**Written problem:**
Below are some records. Say how many of their lines contain the string "مالك", and give nothing but the number.

··· Source records

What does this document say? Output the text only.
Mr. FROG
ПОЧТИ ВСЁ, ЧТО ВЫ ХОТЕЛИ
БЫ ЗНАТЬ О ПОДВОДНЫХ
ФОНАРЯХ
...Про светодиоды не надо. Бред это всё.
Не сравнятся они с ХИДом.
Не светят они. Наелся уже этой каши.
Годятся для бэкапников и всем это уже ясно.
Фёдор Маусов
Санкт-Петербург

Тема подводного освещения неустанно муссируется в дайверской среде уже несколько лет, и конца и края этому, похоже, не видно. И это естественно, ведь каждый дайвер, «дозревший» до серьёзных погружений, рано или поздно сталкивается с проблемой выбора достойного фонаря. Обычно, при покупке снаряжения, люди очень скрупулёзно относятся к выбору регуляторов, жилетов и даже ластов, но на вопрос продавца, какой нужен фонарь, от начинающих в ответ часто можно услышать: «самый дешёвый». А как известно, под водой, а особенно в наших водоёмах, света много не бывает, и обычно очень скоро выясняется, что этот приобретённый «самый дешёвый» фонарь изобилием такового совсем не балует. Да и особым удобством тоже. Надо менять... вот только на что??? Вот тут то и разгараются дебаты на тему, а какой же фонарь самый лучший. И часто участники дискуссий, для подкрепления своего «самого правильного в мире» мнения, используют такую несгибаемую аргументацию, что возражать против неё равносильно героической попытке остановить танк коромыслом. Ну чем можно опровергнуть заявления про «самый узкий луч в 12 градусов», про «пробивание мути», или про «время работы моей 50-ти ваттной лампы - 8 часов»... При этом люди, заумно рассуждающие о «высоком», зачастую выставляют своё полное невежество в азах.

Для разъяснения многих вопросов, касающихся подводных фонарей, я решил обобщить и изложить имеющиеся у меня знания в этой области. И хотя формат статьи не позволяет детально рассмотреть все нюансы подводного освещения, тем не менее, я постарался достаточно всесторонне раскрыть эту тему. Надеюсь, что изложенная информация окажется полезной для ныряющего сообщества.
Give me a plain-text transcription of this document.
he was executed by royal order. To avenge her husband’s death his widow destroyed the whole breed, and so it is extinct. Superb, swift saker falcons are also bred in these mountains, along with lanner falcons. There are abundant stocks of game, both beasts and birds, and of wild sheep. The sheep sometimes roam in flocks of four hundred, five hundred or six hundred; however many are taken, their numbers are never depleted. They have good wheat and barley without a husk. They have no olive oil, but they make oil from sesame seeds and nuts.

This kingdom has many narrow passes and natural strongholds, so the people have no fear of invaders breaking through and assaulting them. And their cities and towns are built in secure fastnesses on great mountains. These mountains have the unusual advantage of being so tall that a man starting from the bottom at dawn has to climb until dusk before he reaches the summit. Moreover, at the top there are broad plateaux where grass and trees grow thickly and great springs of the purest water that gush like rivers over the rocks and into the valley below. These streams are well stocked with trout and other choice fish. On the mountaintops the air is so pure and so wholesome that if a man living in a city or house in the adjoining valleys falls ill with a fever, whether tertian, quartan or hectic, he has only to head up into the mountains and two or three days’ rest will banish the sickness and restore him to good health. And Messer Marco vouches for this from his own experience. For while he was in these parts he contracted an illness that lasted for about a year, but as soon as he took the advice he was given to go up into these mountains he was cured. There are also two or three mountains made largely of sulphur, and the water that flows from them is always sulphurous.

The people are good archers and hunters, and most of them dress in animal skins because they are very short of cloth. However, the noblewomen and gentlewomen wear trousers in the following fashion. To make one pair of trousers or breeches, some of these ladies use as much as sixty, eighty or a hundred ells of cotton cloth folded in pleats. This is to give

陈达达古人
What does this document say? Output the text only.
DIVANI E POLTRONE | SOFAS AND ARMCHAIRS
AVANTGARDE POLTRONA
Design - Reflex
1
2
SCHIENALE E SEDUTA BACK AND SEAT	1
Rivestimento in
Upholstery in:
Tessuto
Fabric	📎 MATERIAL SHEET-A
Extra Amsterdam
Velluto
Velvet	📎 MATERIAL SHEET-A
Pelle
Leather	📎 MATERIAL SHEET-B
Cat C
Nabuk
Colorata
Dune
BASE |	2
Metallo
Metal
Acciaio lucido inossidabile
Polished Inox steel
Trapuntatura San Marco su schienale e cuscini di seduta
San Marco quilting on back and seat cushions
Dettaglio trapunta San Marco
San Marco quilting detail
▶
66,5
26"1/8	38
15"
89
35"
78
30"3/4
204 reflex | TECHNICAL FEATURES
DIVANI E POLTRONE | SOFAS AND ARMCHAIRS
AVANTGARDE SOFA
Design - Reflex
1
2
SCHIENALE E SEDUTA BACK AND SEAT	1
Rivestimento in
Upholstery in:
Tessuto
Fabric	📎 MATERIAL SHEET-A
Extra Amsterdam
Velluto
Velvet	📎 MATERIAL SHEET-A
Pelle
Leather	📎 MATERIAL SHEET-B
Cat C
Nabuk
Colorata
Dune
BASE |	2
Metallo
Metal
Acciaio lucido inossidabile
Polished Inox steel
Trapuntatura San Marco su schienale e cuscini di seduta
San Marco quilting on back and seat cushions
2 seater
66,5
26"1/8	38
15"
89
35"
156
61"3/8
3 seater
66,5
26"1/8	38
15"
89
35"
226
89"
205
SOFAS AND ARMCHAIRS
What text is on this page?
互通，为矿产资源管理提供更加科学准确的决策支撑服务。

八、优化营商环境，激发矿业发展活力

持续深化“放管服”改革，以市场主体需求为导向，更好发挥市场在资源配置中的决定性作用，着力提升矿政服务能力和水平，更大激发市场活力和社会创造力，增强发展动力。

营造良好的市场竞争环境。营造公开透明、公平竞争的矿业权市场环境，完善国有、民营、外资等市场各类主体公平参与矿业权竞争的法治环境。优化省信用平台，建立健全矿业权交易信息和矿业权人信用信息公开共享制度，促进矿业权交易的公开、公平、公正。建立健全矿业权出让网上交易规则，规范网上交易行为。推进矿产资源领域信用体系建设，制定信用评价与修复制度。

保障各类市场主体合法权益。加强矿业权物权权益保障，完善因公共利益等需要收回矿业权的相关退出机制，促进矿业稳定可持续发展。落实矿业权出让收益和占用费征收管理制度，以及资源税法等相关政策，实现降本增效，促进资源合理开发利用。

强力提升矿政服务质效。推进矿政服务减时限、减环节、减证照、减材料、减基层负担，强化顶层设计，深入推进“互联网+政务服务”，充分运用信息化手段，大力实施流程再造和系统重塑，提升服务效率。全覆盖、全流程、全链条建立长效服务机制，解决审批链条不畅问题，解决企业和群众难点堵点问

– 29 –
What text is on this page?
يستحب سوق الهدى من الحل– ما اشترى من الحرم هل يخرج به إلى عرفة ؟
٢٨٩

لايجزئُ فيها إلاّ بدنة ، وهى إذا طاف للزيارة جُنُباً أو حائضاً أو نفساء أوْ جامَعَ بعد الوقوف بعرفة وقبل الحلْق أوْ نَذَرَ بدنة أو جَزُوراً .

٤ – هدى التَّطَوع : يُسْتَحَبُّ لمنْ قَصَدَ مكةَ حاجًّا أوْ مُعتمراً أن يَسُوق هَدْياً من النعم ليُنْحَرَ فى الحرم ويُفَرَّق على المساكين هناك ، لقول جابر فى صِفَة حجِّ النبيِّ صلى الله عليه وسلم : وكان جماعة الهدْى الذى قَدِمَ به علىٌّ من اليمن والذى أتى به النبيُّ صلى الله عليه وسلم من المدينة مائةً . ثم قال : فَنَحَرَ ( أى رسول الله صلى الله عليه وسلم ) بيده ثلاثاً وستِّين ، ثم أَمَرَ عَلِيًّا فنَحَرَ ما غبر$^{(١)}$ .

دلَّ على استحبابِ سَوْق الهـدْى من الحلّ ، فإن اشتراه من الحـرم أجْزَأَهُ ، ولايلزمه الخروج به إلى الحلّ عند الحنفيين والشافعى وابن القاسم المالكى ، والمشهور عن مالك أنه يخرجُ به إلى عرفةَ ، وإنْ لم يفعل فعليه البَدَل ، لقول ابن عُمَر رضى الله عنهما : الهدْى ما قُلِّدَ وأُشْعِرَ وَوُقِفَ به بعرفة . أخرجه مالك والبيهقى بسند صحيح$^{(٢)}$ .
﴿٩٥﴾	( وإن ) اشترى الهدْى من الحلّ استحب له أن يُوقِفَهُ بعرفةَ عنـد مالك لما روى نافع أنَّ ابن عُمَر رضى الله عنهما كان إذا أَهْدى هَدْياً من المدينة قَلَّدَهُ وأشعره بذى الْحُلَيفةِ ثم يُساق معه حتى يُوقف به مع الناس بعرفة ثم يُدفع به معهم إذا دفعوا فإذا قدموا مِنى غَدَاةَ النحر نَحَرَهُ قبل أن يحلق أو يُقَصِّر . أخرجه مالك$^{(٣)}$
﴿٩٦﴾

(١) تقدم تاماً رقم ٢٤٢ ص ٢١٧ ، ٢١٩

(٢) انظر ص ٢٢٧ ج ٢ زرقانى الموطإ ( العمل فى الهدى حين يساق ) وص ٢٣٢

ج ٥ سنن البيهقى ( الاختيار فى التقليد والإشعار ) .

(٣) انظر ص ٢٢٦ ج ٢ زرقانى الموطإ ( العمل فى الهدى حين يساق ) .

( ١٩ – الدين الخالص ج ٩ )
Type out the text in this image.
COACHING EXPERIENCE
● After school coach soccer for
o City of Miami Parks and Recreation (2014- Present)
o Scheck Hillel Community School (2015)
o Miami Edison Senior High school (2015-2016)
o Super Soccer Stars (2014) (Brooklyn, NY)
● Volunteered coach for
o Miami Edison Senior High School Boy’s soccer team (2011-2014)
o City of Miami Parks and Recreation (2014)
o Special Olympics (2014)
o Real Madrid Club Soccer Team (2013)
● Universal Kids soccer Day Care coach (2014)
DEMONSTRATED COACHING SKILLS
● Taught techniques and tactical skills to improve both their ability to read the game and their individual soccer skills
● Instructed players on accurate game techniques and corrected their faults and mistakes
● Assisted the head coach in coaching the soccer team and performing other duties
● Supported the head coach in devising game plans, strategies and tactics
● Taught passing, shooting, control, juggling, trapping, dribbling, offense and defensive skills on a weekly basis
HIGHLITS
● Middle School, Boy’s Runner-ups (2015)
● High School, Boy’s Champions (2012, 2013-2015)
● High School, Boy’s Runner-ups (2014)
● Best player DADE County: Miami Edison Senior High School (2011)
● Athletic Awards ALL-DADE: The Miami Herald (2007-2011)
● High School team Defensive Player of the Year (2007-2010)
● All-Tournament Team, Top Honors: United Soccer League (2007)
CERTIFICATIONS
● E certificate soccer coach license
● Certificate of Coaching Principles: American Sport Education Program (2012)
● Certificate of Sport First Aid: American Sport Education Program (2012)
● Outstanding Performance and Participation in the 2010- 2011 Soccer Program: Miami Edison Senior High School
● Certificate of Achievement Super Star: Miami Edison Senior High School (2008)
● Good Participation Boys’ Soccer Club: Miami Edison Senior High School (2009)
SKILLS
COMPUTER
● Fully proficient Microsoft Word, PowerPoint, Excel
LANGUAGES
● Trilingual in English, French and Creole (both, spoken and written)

······

**Answer for this exercise:**
2